What the task requires:
Produce a verbatim copy of the entries listed below.

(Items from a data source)
══════════
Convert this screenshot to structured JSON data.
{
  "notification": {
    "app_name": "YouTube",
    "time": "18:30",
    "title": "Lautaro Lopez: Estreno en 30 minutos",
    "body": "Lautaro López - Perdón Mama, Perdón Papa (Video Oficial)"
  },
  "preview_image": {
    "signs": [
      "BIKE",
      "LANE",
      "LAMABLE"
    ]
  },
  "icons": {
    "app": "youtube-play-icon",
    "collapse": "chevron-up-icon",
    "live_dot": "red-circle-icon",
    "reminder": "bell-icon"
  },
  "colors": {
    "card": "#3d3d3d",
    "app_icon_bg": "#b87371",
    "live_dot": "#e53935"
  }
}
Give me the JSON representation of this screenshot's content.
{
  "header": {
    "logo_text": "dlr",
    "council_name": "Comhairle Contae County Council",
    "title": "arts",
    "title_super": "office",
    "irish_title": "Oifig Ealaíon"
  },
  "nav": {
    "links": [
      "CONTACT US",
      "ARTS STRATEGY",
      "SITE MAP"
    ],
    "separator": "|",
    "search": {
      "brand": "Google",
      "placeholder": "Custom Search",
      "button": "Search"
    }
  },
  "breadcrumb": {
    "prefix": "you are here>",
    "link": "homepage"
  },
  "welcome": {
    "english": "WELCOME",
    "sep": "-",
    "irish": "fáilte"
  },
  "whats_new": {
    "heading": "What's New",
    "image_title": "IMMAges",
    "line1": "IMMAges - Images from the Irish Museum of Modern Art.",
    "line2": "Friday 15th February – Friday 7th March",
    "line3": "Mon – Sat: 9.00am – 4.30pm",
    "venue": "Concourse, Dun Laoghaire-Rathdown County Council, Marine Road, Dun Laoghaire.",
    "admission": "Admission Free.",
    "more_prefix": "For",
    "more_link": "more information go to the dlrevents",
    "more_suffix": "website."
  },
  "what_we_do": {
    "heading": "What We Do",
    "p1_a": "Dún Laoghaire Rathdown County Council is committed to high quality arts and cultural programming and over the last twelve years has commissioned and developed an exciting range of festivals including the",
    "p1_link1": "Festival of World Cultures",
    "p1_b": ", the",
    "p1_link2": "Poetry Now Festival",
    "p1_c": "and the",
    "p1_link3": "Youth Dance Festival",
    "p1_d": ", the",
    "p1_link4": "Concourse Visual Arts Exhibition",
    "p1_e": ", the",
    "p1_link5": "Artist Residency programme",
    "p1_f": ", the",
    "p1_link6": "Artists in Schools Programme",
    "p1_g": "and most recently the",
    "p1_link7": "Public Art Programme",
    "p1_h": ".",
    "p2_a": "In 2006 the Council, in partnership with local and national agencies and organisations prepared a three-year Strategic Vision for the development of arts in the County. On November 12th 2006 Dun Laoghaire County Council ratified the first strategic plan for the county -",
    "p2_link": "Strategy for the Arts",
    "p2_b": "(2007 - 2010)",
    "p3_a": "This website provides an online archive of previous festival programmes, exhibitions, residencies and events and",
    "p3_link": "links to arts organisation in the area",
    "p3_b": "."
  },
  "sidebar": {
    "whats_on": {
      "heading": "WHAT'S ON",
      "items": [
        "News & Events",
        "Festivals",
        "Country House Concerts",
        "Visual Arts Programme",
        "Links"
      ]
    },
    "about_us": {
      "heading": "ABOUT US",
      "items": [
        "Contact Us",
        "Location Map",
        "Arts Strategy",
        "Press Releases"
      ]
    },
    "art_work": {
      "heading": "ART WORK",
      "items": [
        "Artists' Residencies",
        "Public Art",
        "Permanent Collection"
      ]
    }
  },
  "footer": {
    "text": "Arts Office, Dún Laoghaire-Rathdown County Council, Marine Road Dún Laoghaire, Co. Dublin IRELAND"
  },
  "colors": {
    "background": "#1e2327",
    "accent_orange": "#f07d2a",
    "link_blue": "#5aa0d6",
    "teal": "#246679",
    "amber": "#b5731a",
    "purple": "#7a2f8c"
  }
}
══════════
Solution for this problem:
Convert this screenshot to structured JSON data.
{
  "notification": {
    "app_name": "YouTube",
    "time": "18:30",
    "title": "Lautaro Lopez: Estreno en 30 minutos",
    "body": "Lautaro López - Perdón Mama, Perdón Papa (Video Oficial)"
  },
  "preview_image": {
    "signs": [
      "BIKE",
      "LANE",
      "LAMABLE"
    ]
  },
  "icons": {
    "app": "youtube-play-icon",
    "collapse": "chevron-up-icon",
    "live_dot": "red-circle-icon",
    "reminder": "bell-icon"
  },
  "colors": {
    "card": "#3d3d3d",
    "app_icon_bg": "#b87371",
    "live_dot": "#e53935"
  }
}
Give me the JSON representation of this screenshot's content.
{
  "header": {
    "logo_text": "dlr",
    "council_name": "Comhairle Contae County Council",
    "title": "arts",
    "title_super": "office",
    "irish_title": "Oifig Ealaíon"
  },
  "nav": {
    "links": [
      "CONTACT US",
      "ARTS STRATEGY",
      "SITE MAP"
    ],
    "separator": "|",
    "search": {
      "brand": "Google",
      "placeholder": "Custom Search",
      "button": "Search"
    }
  },
  "breadcrumb": {
    "prefix": "you are here>",
    "link": "homepage"
  },
  "welcome": {
    "english": "WELCOME",
    "sep": "-",
    "irish": "fáilte"
  },
  "whats_new": {
    "heading": "What's New",
    "image_title": "IMMAges",
    "line1": "IMMAges - Images from the Irish Museum of Modern Art.",
    "line2": "Friday 15th February – Friday 7th March",
    "line3": "Mon – Sat: 9.00am – 4.30pm",
    "venue": "Concourse, Dun Laoghaire-Rathdown County Council, Marine Road, Dun Laoghaire.",
    "admission": "Admission Free.",
    "more_prefix": "For",
    "more_link": "more information go to the dlrevents",
    "more_suffix": "website."
  },
  "what_we_do": {
    "heading": "What We Do",
    "p1_a": "Dún Laoghaire Rathdown County Council is committed to high quality arts and cultural programming and over the last twelve years has commissioned and developed an exciting range of festivals including the",
    "p1_link1": "Festival of World Cultures",
    "p1_b": ", the",
    "p1_link2": "Poetry Now Festival",
    "p1_c": "and the",
    "p1_link3": "Youth Dance Festival",
    "p1_d": ", the",
    "p1_link4": "Concourse Visual Arts Exhibition",
    "p1_e": ", the",
    "p1_link5": "Artist Residency programme",
    "p1_f": ", the",
    "p1_link6": "Artists in Schools Programme",
    "p1_g": "and most recently the",
    "p1_link7": "Public Art Programme",
    "p1_h": ".",
    "p2_a": "In 2006 the Council, in partnership with local and national agencies and organisations prepared a three-year Strategic Vision for the development of arts in the County. On November 12th 2006 Dun Laoghaire County Council ratified the first strategic plan for the county -",
    "p2_link": "Strategy for the Arts",
    "p2_b": "(2007 - 2010)",
    "p3_a": "This website provides an online archive of previous festival programmes, exhibitions, residencies and events and",
    "p3_link": "links to arts organisation in the area",
    "p3_b": "."
  },
  "sidebar": {
    "whats_on": {
      "heading": "WHAT'S ON",
      "items": [
        "News & Events",
        "Festivals",
        "Country House Concerts",
        "Visual Arts Programme",
        "Links"
      ]
    },
    "about_us": {
      "heading": "ABOUT US",
      "items": [
        "Contact Us",
        "Location Map",
        "Arts Strategy",
        "Press Releases"
      ]
    },
    "art_work": {
      "heading": "ART WORK",
      "items": [
        "Artists' Residencies",
        "Public Art",
        "Permanent Collection"
      ]
    }
  },
  "footer": {
    "text": "Arts Office, Dún Laoghaire-Rathdown County Council, Marine Road Dún Laoghaire, Co. Dublin IRELAND"
  },
  "colors": {
    "background": "#1e2327",
    "accent_orange": "#f07d2a",
    "link_blue": "#5aa0d6",
    "teal": "#246679",
    "amber": "#b5731a",
    "purple": "#7a2f8c"
  }
}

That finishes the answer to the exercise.